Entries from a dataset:
--- BEGIN ---
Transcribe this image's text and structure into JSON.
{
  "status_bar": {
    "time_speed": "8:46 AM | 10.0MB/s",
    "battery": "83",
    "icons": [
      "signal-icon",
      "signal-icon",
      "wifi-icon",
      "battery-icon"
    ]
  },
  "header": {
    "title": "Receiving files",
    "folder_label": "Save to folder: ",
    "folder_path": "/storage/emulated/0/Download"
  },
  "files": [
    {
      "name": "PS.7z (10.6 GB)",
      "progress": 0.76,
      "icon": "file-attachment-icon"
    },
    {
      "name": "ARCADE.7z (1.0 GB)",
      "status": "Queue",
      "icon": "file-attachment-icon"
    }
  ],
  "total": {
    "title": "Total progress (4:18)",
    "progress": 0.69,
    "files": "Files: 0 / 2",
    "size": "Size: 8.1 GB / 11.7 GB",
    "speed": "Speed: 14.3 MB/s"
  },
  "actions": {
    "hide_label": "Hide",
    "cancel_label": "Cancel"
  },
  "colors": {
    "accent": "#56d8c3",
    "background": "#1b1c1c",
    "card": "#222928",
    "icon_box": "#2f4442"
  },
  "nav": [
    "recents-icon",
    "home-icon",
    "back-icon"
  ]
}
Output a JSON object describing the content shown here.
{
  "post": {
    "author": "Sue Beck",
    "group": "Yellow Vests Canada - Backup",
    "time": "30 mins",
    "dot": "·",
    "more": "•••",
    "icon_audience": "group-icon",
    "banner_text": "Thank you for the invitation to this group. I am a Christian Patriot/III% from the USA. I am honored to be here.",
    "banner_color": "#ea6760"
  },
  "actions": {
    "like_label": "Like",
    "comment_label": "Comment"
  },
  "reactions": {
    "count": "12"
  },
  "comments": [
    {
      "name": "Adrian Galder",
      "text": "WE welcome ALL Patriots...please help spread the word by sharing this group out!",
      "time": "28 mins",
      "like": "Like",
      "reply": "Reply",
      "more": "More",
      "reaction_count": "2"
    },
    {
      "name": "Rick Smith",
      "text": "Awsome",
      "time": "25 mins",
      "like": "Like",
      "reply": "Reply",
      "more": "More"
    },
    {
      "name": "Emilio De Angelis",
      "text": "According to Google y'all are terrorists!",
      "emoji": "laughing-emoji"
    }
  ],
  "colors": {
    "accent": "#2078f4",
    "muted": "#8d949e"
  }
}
--- END ---
REQUIRED TASK. The entries above should be repeated exactly, every one of them.

ANSWER TO THE TASK.
Transcribe this image's text and structure into JSON.
{
  "status_bar": {
    "time_speed": "8:46 AM | 10.0MB/s",
    "battery": "83",
    "icons": [
      "signal-icon",
      "signal-icon",
      "wifi-icon",
      "battery-icon"
    ]
  },
  "header": {
    "title": "Receiving files",
    "folder_label": "Save to folder: ",
    "folder_path": "/storage/emulated/0/Download"
  },
  "files": [
    {
      "name": "PS.7z (10.6 GB)",
      "progress": 0.76,
      "icon": "file-attachment-icon"
    },
    {
      "name": "ARCADE.7z (1.0 GB)",
      "status": "Queue",
      "icon": "file-attachment-icon"
    }
  ],
  "total": {
    "title": "Total progress (4:18)",
    "progress": 0.69,
    "files": "Files: 0 / 2",
    "size": "Size: 8.1 GB / 11.7 GB",
    "speed": "Speed: 14.3 MB/s"
  },
  "actions": {
    "hide_label": "Hide",
    "cancel_label": "Cancel"
  },
  "colors": {
    "accent": "#56d8c3",
    "background": "#1b1c1c",
    "card": "#222928",
    "icon_box": "#2f4442"
  },
  "nav": [
    "recents-icon",
    "home-icon",
    "back-icon"
  ]
}
Output a JSON object describing the content shown here.
{
  "post": {
    "author": "Sue Beck",
    "group": "Yellow Vests Canada - Backup",
    "time": "30 mins",
    "dot": "·",
    "more": "•••",
    "icon_audience": "group-icon",
    "banner_text": "Thank you for the invitation to this group. I am a Christian Patriot/III% from the USA. I am honored to be here.",
    "banner_color": "#ea6760"
  },
  "actions": {
    "like_label": "Like",
    "comment_label": "Comment"
  },
  "reactions": {
    "count": "12"
  },
  "comments": [
    {
      "name": "Adrian Galder",
      "text": "WE welcome ALL Patriots...please help spread the word by sharing this group out!",
      "time": "28 mins",
      "like": "Like",
      "reply": "Reply",
      "more": "More",
      "reaction_count": "2"
    },
    {
      "name": "Rick Smith",
      "text": "Awsome",
      "time": "25 mins",
      "like": "Like",
      "reply": "Reply",
      "more": "More"
    },
    {
      "name": "Emilio De Angelis",
      "text": "According to Google y'all are terrorists!",
      "emoji": "laughing-emoji"
    }
  ],
  "colors": {
    "accent": "#2078f4",
    "muted": "#8d949e"
  }
}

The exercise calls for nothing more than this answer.